===== DATASET

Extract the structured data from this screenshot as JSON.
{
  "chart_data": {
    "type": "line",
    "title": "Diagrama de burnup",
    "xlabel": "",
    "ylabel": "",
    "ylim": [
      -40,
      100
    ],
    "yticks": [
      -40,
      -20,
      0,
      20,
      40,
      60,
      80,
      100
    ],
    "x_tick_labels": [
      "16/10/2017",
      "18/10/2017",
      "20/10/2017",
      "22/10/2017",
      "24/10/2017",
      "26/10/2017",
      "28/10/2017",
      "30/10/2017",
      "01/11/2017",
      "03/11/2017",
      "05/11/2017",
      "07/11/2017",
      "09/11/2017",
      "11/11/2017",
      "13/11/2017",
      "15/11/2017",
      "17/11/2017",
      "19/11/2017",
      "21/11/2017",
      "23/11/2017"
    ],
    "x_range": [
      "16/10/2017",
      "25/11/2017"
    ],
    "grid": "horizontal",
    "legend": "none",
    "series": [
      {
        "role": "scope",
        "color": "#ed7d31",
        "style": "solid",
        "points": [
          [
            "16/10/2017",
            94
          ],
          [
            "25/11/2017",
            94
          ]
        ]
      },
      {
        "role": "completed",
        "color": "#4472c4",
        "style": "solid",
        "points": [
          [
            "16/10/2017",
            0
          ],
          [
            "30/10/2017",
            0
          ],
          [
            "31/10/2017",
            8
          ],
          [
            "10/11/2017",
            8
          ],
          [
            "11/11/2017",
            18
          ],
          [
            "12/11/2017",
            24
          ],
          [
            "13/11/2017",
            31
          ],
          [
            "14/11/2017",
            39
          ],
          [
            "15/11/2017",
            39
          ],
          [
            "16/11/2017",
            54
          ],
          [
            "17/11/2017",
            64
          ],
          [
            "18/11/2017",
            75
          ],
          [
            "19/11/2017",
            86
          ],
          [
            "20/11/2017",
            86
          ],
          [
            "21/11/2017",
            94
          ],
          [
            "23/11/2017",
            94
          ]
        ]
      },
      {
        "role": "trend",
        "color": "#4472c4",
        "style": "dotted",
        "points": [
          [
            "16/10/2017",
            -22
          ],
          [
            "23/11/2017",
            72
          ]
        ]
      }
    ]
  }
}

==========

> [DESCRIPTION OF THE TASK]
Extract all of the data above without altering anything.

> [COMPLETE RESPONSE]
Extract the structured data from this screenshot as JSON.
{
  "chart_data": {
    "type": "line",
    "title": "Diagrama de burnup",
    "xlabel": "",
    "ylabel": "",
    "ylim": [
      -40,
      100
    ],
    "yticks": [
      -40,
      -20,
      0,
      20,
      40,
      60,
      80,
      100
    ],
    "x_tick_labels": [
      "16/10/2017",
      "18/10/2017",
      "20/10/2017",
      "22/10/2017",
      "24/10/2017",
      "26/10/2017",
      "28/10/2017",
      "30/10/2017",
      "01/11/2017",
      "03/11/2017",
      "05/11/2017",
      "07/11/2017",
      "09/11/2017",
      "11/11/2017",
      "13/11/2017",
      "15/11/2017",
      "17/11/2017",
      "19/11/2017",
      "21/11/2017",
      "23/11/2017"
    ],
    "x_range": [
      "16/10/2017",
      "25/11/2017"
    ],
    "grid": "horizontal",
    "legend": "none",
    "series": [
      {
        "role": "scope",
        "color": "#ed7d31",
        "style": "solid",
        "points": [
          [
            "16/10/2017",
            94
          ],
          [
            "25/11/2017",
            94
          ]
        ]
      },
      {
        "role": "completed",
        "color": "#4472c4",
        "style": "solid",
        "points": [
          [
            "16/10/2017",
            0
          ],
          [
            "30/10/2017",
            0
          ],
          [
            "31/10/2017",
            8
          ],
          [
            "10/11/2017",
            8
          ],
          [
            "11/11/2017",
            18
          ],
          [
            "12/11/2017",
            24
          ],
          [
            "13/11/2017",
            31
          ],
          [
            "14/11/2017",
            39
          ],
          [
            "15/11/2017",
            39
          ],
          [
            "16/11/2017",
            54
          ],
          [
            "17/11/2017",
            64
          ],
          [
            "18/11/2017",
            75
          ],
          [
            "19/11/2017",
            86
          ],
          [
            "20/11/2017",
            86
          ],
          [
            "21/11/2017",
            94
          ],
          [
            "23/11/2017",
            94
          ]
        ]
      },
      {
        "role": "trend",
        "color": "#4472c4",
        "style": "dotted",
        "points": [
          [
            "16/10/2017",
            -22
          ],
          [
            "23/11/2017",
            72
          ]
        ]
      }
    ]
  }
}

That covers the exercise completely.